Aim of the task:
Give a verbatim copy of the lines below, minus the pictures.

Listing:
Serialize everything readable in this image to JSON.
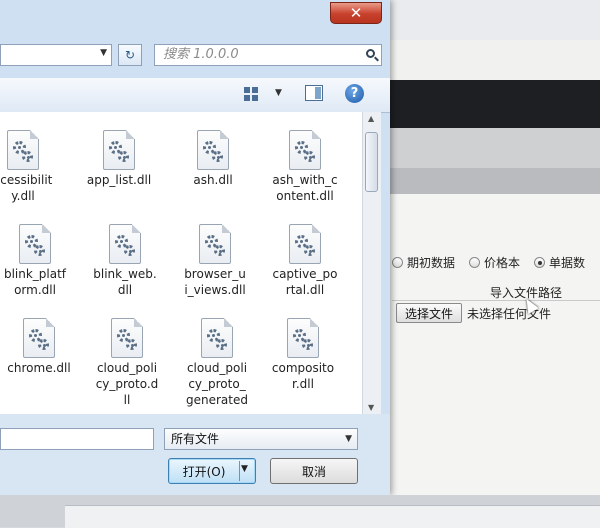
{
  "dialog": {
    "close_glyph": "✕",
    "address": {
      "value": "",
      "dropdown_glyph": "▼"
    },
    "refresh_glyph": "↻",
    "search": {
      "placeholder": "搜索 1.0.0.0"
    },
    "toolbar": {
      "views_dropdown_glyph": "▼",
      "help_glyph": "?"
    },
    "files": [
      {
        "name": "ccessibilit\ny.dll",
        "icon": "dll-file-icon"
      },
      {
        "name": "app_list.dll",
        "icon": "dll-file-icon"
      },
      {
        "name": "ash.dll",
        "icon": "dll-file-icon"
      },
      {
        "name": "ash_with_c\nontent.dll",
        "icon": "dll-file-icon"
      },
      {
        "name": "blink_platf\norm.dll",
        "icon": "dll-file-icon"
      },
      {
        "name": "blink_web.\ndll",
        "icon": "dll-file-icon"
      },
      {
        "name": "browser_u\ni_views.dll",
        "icon": "dll-file-icon"
      },
      {
        "name": "captive_po\nrtal.dll",
        "icon": "dll-file-icon"
      },
      {
        "name": "chrome.dll",
        "icon": "dll-file-icon"
      },
      {
        "name": "cloud_poli\ncy_proto.d\nll",
        "icon": "dll-file-icon"
      },
      {
        "name": "cloud_poli\ncy_proto_\ngenerated",
        "icon": "dll-file-icon"
      },
      {
        "name": "composito\nr.dll",
        "icon": "dll-file-icon"
      }
    ],
    "scrollbar": {
      "up_glyph": "▲",
      "down_glyph": "▼"
    },
    "file_name_field": {
      "value": ""
    },
    "file_type": {
      "selected": "所有文件",
      "dropdown_glyph": "▼"
    },
    "open_button": {
      "label": "打开(O)",
      "arrow": "▼"
    },
    "cancel_button": {
      "label": "取消"
    }
  },
  "background_app": {
    "radio_options": [
      {
        "label": "期初数据",
        "selected": false
      },
      {
        "label": "价格本",
        "selected": false
      },
      {
        "label": "单据数",
        "selected": true
      }
    ],
    "import_label": "导入文件路径",
    "choose_file_button": "选择文件",
    "no_file_text": "未选择任何文件"
  }
}
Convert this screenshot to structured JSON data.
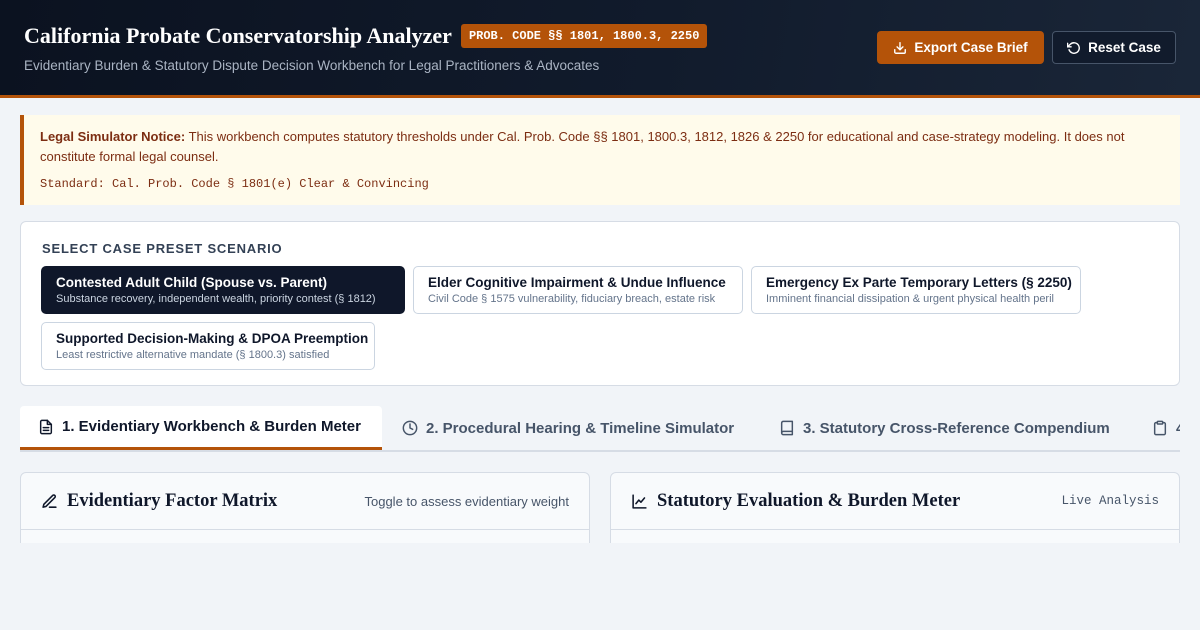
{
  "header": {
    "title": "California Probate Conservatorship Analyzer",
    "code_badge": "PROB. CODE §§ 1801, 1800.3, 2250",
    "subtitle": "Evidentiary Burden & Statutory Dispute Decision Workbench for Legal Practitioners & Advocates",
    "export_label": "Export Case Brief",
    "reset_label": "Reset Case"
  },
  "notice": {
    "label": "Legal Simulator Notice:",
    "text": "This workbench computes statutory thresholds under Cal. Prob. Code §§ 1801, 1800.3, 1812, 1826 & 2250 for educational and case-strategy modeling. It does not constitute formal legal counsel.",
    "standard": "Standard: Cal. Prob. Code § 1801(e) Clear & Convincing"
  },
  "presets": {
    "heading": "SELECT CASE PRESET SCENARIO",
    "items": [
      {
        "title": "Contested Adult Child (Spouse vs. Parent)",
        "subtitle": "Substance recovery, independent wealth, priority contest (§ 1812)"
      },
      {
        "title": "Elder Cognitive Impairment & Undue Influence",
        "subtitle": "Civil Code § 1575 vulnerability, fiduciary breach, estate risk"
      },
      {
        "title": "Emergency Ex Parte Temporary Letters (§ 2250)",
        "subtitle": "Imminent financial dissipation & urgent physical health peril"
      },
      {
        "title": "Supported Decision-Making & DPOA Preemption",
        "subtitle": "Least restrictive alternative mandate (§ 1800.3) satisfied"
      }
    ]
  },
  "tabs": [
    {
      "label": "1. Evidentiary Workbench & Burden Meter"
    },
    {
      "label": "2. Procedural Hearing & Timeline Simulator"
    },
    {
      "label": "3. Statutory Cross-Reference Compendium"
    },
    {
      "label": "4"
    }
  ],
  "cards": {
    "left_title": "Evidentiary Factor Matrix",
    "left_meta": "Toggle to assess evidentiary weight",
    "right_title": "Statutory Evaluation & Burden Meter",
    "right_meta": "Live Analysis"
  },
  "colors": {
    "accent": "#b45309",
    "header_bg": "#0b1220",
    "notice_bg": "#fffbeb",
    "notice_text": "#7c2d12",
    "active_preset": "#0f172a"
  },
  "icons": {
    "export": "download-icon",
    "reset": "rotate-ccw-icon",
    "tab1": "file-text-icon",
    "tab2": "clock-icon",
    "tab3": "book-icon",
    "tab4": "clipboard-icon",
    "left_card": "pencil-icon",
    "right_card": "line-chart-icon"
  }
}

Answer for the task:
Serialize everything readable in this image to JSON.
{
  "dialog": {
    "close_glyph": "✕",
    "address": {
      "value": "",
      "dropdown_glyph": "▼"
    },
    "refresh_glyph": "↻",
    "search": {
      "placeholder": "搜索 1.0.0.0"
    },
    "toolbar": {
      "views_dropdown_glyph": "▼",
      "help_glyph": "?"
    },
    "files": [
      {
        "name": "ccessibilit\ny.dll",
        "icon": "dll-file-icon"
      },
      {
        "name": "app_list.dll",
        "icon": "dll-file-icon"
      },
      {
        "name": "ash.dll",
        "icon": "dll-file-icon"
      },
      {
        "name": "ash_with_c\nontent.dll",
        "icon": "dll-file-icon"
      },
      {
        "name": "blink_platf\norm.dll",
        "icon": "dll-file-icon"
      },
      {
        "name": "blink_web.\ndll",
        "icon": "dll-file-icon"
      },
      {
        "name": "browser_u\ni_views.dll",
        "icon": "dll-file-icon"
      },
      {
        "name": "captive_po\nrtal.dll",
        "icon": "dll-file-icon"
      },
      {
        "name": "chrome.dll",
        "icon": "dll-file-icon"
      },
      {
        "name": "cloud_poli\ncy_proto.d\nll",
        "icon": "dll-file-icon"
      },
      {
        "name": "cloud_poli\ncy_proto_\ngenerated",
        "icon": "dll-file-icon"
      },
      {
        "name": "composito\nr.dll",
        "icon": "dll-file-icon"
      }
    ],
    "scrollbar": {
      "up_glyph": "▲",
      "down_glyph": "▼"
    },
    "file_name_field": {
      "value": ""
    },
    "file_type": {
      "selected": "所有文件",
      "dropdown_glyph": "▼"
    },
    "open_button": {
      "label": "打开(O)",
      "arrow": "▼"
    },
    "cancel_button": {
      "label": "取消"
    }
  },
  "background_app": {
    "radio_options": [
      {
        "label": "期初数据",
        "selected": false
      },
      {
        "label": "价格本",
        "selected": false
      },
      {
        "label": "单据数",
        "selected": true
      }
    ],
    "import_label": "导入文件路径",
    "choose_file_button": "选择文件",
    "no_file_text": "未选择任何文件"
  }
}
Convert this screenshot to structured JSON data.
{
  "header": {
    "title": "California Probate Conservatorship Analyzer",
    "code_badge": "PROB. CODE §§ 1801, 1800.3, 2250",
    "subtitle": "Evidentiary Burden & Statutory Dispute Decision Workbench for Legal Practitioners & Advocates",
    "export_label": "Export Case Brief",
    "reset_label": "Reset Case"
  },
  "notice": {
    "label": "Legal Simulator Notice:",
    "text": "This workbench computes statutory thresholds under Cal. Prob. Code §§ 1801, 1800.3, 1812, 1826 & 2250 for educational and case-strategy modeling. It does not constitute formal legal counsel.",
    "standard": "Standard: Cal. Prob. Code § 1801(e) Clear & Convincing"
  },
  "presets": {
    "heading": "SELECT CASE PRESET SCENARIO",
    "items": [
      {
        "title": "Contested Adult Child (Spouse vs. Parent)",
        "subtitle": "Substance recovery, independent wealth, priority contest (§ 1812)"
      },
      {
        "title": "Elder Cognitive Impairment & Undue Influence",
        "subtitle": "Civil Code § 1575 vulnerability, fiduciary breach, estate risk"
      },
      {
        "title": "Emergency Ex Parte Temporary Letters (§ 2250)",
        "subtitle": "Imminent financial dissipation & urgent physical health peril"
      },
      {
        "title": "Supported Decision-Making & DPOA Preemption",
        "subtitle": "Least restrictive alternative mandate (§ 1800.3) satisfied"
      }
    ]
  },
  "tabs": [
    {
      "label": "1. Evidentiary Workbench & Burden Meter"
    },
    {
      "label": "2. Procedural Hearing & Timeline Simulator"
    },
    {
      "label": "3. Statutory Cross-Reference Compendium"
    },
    {
      "label": "4"
    }
  ],
  "cards": {
    "left_title": "Evidentiary Factor Matrix",
    "left_meta": "Toggle to assess evidentiary weight",
    "right_title": "Statutory Evaluation & Burden Meter",
    "right_meta": "Live Analysis"
  },
  "colors": {
    "accent": "#b45309",
    "header_bg": "#0b1220",
    "notice_bg": "#fffbeb",
    "notice_text": "#7c2d12",
    "active_preset": "#0f172a"
  },
  "icons": {
    "export": "download-icon",
    "reset": "rotate-ccw-icon",
    "tab1": "file-text-icon",
    "tab2": "clock-icon",
    "tab3": "book-icon",
    "tab4": "clipboard-icon",
    "left_card": "pencil-icon",
    "right_card": "line-chart-icon"
  }
}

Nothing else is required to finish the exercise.